▶ [GOAL]: Filter the entries and keep only the lines where the string "caption" appears.

▶ [RECORDS PROVIDED]:
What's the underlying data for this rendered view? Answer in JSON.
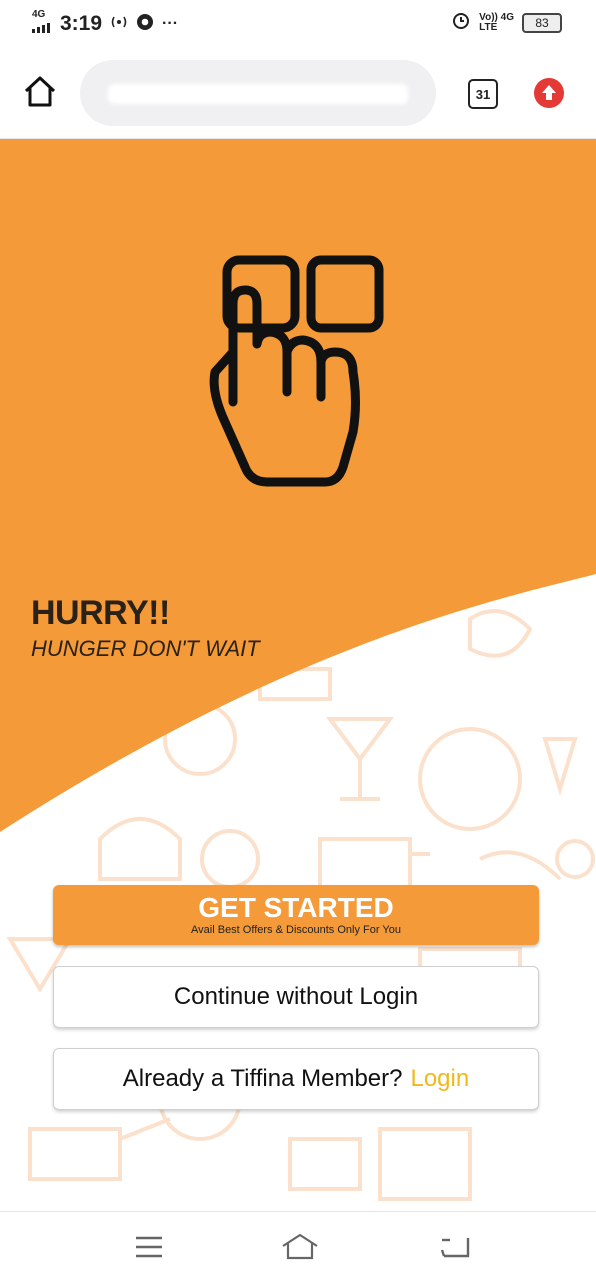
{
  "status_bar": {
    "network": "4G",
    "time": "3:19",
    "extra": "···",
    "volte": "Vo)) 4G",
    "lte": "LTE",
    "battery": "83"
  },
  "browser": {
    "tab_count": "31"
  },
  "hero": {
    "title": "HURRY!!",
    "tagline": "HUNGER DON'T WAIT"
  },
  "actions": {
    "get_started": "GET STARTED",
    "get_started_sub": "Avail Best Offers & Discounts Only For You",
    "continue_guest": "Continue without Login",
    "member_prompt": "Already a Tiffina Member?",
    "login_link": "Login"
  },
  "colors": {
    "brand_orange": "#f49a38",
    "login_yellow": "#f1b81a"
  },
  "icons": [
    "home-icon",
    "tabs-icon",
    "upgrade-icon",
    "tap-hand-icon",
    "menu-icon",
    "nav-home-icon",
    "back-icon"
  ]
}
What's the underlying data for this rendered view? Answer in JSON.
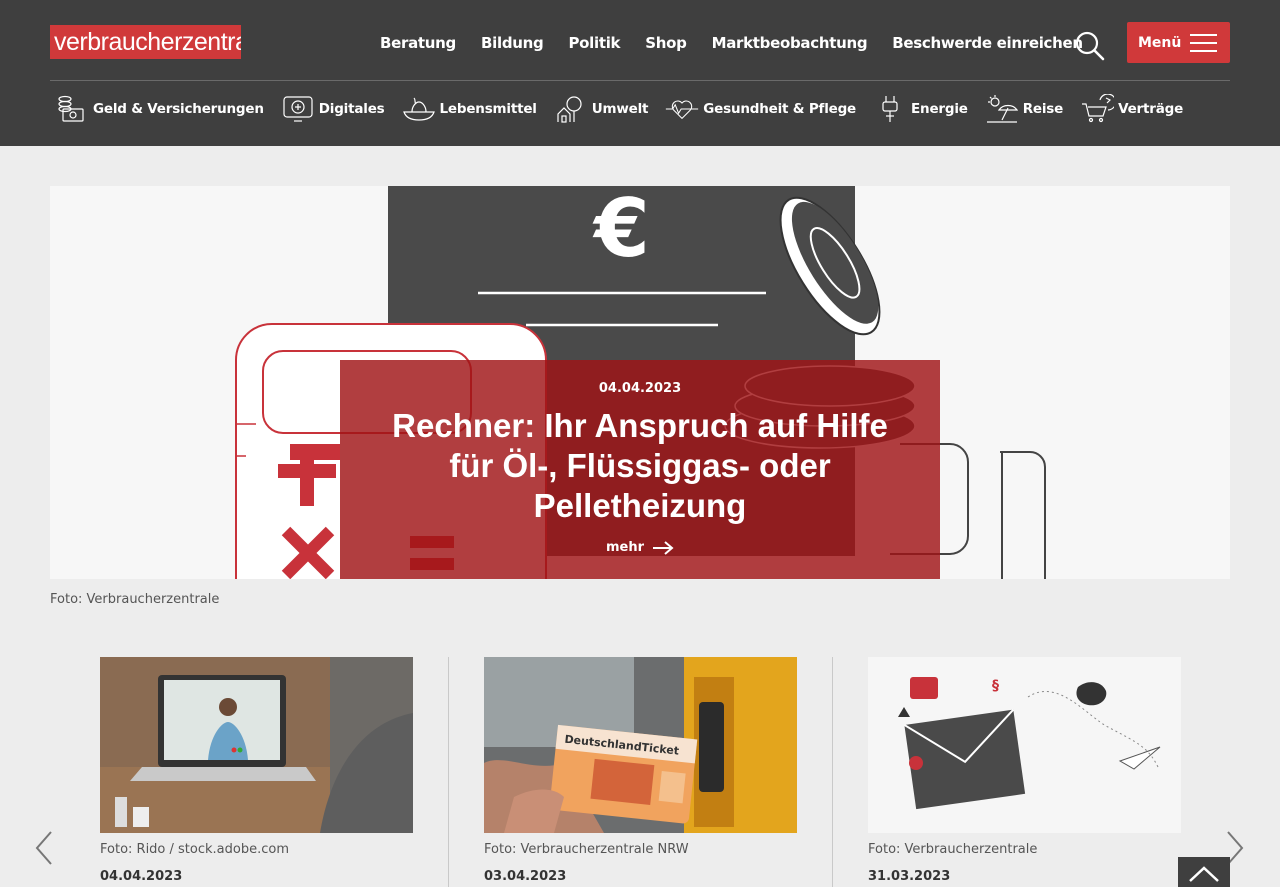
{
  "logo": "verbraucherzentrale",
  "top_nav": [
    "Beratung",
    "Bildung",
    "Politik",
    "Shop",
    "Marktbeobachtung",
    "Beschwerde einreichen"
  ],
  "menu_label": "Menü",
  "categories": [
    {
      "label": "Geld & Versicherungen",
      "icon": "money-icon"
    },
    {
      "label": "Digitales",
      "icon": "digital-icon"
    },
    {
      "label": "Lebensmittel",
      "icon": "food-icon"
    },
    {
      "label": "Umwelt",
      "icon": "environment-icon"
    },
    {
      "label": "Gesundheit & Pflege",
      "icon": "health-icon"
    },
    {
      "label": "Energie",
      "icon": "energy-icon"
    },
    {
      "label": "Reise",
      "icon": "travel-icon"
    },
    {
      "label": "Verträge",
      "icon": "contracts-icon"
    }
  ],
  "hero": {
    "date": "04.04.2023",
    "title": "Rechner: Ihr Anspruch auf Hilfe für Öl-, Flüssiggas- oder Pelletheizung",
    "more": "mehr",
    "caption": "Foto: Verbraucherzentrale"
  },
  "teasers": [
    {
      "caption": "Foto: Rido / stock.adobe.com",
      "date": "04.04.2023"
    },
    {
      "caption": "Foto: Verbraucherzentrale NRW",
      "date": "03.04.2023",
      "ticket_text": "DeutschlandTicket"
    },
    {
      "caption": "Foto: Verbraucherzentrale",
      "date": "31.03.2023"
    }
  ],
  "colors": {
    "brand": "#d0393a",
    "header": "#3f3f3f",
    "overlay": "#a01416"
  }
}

--

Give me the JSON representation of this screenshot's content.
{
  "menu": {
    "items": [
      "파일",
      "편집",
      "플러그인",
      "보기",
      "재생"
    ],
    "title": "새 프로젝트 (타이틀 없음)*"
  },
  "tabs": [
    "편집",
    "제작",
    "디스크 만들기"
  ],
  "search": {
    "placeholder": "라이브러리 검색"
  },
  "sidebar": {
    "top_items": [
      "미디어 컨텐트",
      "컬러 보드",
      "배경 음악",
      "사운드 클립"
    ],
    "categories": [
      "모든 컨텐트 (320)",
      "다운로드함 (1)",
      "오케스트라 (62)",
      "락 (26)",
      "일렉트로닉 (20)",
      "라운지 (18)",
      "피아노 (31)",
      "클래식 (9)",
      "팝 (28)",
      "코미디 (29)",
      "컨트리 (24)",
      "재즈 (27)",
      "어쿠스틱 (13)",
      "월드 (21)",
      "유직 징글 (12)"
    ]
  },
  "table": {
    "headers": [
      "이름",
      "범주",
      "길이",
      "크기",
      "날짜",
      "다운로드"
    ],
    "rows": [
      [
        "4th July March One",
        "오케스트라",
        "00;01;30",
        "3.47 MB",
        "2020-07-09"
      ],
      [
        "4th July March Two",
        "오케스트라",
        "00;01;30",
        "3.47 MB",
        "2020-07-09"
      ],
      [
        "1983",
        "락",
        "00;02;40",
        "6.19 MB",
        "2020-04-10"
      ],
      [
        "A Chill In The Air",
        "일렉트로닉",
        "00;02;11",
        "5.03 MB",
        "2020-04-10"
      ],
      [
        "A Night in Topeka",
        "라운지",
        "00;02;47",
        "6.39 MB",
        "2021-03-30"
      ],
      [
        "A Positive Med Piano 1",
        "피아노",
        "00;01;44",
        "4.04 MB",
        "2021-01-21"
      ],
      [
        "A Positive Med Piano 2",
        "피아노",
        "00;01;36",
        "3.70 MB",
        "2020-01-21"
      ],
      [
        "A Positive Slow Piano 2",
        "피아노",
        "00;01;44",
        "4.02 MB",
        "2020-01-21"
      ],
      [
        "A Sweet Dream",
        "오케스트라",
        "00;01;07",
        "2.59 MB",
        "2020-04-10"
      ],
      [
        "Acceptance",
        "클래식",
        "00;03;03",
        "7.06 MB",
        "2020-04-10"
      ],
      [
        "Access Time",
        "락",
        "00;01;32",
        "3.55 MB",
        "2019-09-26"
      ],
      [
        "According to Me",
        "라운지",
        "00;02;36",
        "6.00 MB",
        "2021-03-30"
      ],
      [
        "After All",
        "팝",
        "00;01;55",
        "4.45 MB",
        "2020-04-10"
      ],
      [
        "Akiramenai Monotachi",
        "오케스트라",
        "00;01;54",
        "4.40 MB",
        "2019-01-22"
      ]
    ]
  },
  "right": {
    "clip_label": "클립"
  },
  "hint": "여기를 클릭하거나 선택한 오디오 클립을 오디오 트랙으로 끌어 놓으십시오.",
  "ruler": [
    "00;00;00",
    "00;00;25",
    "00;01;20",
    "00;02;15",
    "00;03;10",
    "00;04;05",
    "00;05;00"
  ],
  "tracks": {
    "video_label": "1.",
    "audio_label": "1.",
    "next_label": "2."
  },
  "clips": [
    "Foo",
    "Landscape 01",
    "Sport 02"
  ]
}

▶ [COMPLETED TASK]:
    "caption": "Foto: Verbraucherzentrale"
      "caption": "Foto: Rido / stock.adobe.com",
      "caption": "Foto: Verbraucherzentrale NRW",
      "caption": "Foto: Verbraucherzentrale",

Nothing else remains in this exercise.